> Requirements:
Pick out all lines with the word "Student" from the records that follow.

━━ Input ━━

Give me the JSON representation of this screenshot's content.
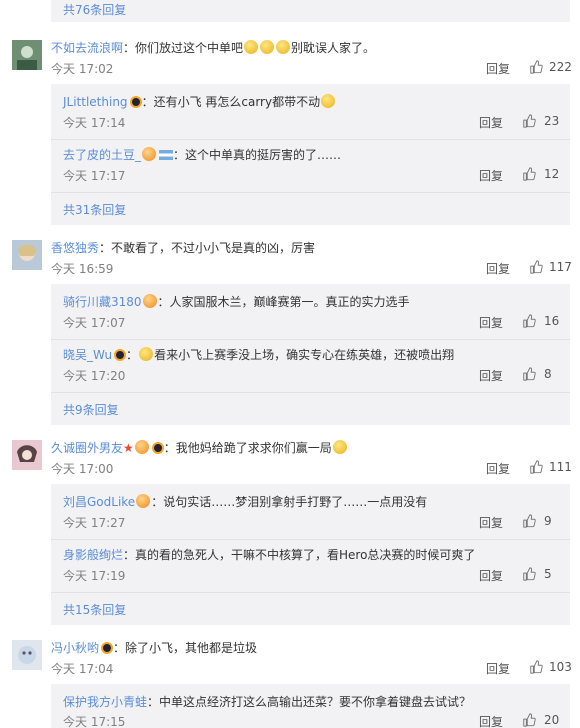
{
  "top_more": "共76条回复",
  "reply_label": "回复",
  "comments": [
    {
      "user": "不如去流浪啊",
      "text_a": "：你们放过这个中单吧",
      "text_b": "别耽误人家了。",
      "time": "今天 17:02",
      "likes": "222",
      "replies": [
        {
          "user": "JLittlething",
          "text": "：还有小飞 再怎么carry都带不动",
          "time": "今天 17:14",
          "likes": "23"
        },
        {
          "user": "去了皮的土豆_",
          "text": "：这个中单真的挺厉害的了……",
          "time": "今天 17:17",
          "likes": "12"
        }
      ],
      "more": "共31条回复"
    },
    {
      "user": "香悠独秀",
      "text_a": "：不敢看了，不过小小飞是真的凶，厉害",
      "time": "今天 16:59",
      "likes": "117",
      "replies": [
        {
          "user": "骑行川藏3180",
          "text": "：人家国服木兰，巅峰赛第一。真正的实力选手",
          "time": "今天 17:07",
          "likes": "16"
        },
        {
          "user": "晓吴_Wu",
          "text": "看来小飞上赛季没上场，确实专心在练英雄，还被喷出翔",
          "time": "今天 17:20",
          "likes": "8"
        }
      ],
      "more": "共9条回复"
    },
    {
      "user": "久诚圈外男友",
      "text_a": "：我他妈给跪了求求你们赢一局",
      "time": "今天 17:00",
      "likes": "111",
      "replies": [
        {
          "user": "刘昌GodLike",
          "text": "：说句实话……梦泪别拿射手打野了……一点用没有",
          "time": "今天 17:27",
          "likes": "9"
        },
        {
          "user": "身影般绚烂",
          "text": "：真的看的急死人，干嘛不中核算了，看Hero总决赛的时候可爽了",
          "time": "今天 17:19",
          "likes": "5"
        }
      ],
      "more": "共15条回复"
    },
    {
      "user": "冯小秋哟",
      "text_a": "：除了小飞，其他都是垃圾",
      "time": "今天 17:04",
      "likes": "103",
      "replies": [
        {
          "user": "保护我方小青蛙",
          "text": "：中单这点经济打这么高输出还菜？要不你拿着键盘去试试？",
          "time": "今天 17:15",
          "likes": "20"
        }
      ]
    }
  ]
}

━━━
━━ Input ━━

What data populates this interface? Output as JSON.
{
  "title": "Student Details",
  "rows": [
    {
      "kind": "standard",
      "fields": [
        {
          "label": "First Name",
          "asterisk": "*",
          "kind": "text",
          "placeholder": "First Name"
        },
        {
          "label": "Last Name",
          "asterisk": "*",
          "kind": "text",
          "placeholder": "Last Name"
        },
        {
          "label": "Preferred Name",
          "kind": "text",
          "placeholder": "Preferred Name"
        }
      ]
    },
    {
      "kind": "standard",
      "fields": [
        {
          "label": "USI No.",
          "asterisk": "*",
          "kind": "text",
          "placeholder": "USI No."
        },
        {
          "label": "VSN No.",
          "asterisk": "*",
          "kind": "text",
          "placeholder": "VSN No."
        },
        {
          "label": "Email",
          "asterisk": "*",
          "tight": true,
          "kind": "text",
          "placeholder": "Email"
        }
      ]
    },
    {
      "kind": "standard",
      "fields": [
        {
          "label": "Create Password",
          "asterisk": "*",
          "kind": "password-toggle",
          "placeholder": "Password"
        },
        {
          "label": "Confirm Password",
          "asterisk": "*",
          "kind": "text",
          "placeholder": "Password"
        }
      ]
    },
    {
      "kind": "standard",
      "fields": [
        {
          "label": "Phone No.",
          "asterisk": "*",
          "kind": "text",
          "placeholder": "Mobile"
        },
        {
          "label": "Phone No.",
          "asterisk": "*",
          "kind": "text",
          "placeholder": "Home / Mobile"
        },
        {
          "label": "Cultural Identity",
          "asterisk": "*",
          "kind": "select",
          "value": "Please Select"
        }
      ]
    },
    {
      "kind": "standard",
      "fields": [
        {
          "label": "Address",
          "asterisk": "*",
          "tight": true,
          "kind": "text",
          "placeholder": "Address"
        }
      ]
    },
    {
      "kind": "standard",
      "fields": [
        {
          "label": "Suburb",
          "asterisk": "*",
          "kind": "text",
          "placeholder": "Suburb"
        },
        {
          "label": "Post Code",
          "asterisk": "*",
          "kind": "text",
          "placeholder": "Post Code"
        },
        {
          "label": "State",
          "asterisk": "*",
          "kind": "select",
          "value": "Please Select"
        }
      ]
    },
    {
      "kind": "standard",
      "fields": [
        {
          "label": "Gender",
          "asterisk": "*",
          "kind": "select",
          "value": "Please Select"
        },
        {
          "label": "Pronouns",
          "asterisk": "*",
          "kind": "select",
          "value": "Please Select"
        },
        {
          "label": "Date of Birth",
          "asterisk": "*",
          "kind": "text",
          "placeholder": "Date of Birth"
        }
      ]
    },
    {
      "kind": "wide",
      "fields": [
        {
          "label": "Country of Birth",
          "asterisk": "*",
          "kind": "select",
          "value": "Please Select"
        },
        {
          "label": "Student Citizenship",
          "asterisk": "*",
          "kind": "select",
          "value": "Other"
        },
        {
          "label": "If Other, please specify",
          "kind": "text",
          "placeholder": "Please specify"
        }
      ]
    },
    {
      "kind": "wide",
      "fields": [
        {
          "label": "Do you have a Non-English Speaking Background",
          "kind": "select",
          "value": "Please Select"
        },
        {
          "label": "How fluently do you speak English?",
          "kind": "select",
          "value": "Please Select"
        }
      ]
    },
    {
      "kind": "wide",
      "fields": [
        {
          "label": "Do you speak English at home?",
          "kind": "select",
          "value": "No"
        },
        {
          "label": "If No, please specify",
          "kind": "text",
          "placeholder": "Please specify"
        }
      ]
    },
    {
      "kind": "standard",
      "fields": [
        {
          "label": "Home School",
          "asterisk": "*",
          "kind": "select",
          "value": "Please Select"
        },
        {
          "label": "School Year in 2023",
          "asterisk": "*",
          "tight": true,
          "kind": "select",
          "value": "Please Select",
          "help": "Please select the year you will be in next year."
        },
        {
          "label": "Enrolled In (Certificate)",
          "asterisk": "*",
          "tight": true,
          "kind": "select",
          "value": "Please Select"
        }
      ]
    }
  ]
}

━━━

> Complete response:
  "title": "Student Details",
          "label": "Student Citizenship",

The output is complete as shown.